OBJECTIVE: Scan the data. Collect each line that contains the word "image".

Part of a data file

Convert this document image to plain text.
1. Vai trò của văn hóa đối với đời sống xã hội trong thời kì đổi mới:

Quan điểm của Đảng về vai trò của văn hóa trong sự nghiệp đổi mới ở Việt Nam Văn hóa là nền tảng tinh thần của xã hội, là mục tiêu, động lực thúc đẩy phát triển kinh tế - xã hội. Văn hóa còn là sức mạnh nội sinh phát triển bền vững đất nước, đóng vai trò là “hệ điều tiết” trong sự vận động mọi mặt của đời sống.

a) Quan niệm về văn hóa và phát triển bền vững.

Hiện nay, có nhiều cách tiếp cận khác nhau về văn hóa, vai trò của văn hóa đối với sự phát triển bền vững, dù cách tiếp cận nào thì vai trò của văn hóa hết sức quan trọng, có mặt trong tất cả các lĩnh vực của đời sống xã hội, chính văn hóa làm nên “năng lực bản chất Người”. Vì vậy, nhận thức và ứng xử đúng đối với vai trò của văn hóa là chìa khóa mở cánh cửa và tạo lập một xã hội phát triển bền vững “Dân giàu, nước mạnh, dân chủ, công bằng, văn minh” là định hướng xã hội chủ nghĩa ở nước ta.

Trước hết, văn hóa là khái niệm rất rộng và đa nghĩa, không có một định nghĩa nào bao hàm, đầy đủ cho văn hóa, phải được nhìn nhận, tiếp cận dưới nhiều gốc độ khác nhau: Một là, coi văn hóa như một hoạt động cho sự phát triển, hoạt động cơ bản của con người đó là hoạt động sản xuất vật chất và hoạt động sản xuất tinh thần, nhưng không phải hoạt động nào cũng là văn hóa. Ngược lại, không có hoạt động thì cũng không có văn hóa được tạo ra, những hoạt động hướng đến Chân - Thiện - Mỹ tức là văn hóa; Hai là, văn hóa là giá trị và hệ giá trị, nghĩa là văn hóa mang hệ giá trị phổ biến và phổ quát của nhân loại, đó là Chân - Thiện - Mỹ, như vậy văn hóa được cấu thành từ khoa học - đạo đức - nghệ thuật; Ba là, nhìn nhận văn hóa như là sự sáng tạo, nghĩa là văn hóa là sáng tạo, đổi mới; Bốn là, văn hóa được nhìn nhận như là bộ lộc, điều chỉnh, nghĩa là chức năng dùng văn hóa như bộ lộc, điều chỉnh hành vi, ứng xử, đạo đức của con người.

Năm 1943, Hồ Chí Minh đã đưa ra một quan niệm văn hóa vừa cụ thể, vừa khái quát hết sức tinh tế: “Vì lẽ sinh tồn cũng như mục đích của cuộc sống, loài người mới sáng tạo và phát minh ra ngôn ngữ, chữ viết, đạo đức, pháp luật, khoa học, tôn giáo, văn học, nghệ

---

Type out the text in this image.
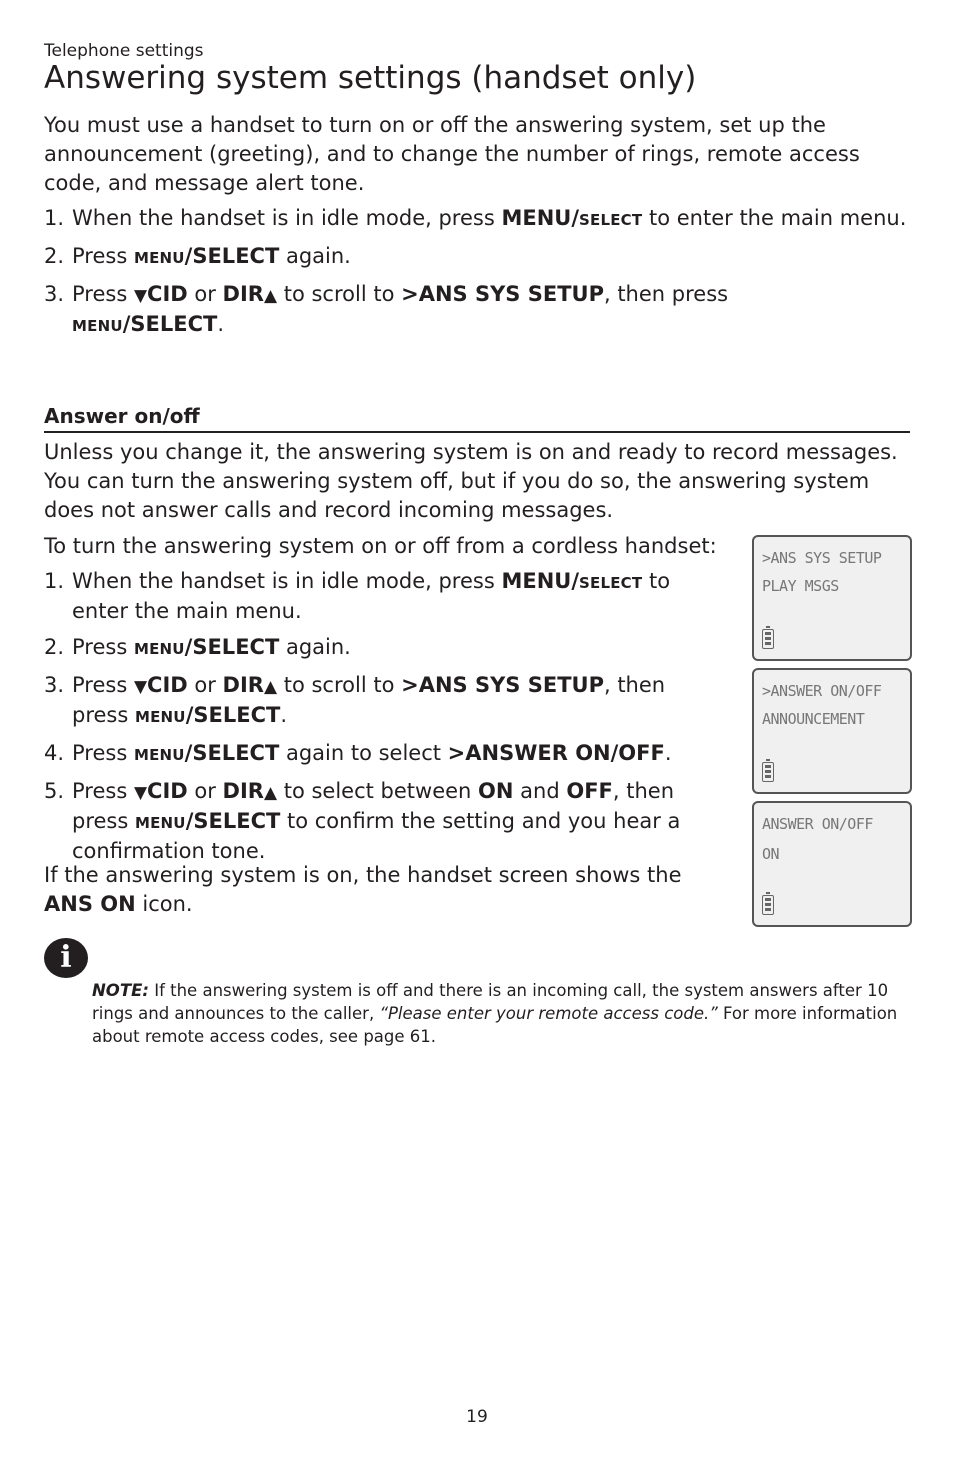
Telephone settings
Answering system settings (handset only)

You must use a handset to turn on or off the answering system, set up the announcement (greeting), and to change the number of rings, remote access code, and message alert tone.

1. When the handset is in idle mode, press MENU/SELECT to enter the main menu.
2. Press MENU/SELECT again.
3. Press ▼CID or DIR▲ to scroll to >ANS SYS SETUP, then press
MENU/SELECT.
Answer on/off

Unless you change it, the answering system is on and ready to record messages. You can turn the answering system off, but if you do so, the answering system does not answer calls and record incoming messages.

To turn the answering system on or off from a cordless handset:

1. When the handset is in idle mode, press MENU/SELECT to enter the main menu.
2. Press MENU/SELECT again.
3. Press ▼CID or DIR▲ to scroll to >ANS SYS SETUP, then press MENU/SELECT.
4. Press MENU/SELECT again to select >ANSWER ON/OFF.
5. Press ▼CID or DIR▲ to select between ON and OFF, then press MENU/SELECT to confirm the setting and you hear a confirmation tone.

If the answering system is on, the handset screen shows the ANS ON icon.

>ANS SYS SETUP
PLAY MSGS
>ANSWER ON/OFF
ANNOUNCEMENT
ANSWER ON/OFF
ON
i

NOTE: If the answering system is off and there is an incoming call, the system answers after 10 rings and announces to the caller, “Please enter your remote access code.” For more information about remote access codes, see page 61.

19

RESPONSE TO THIS TASK:
Convert this document image to plain text.
Type out the text in this image.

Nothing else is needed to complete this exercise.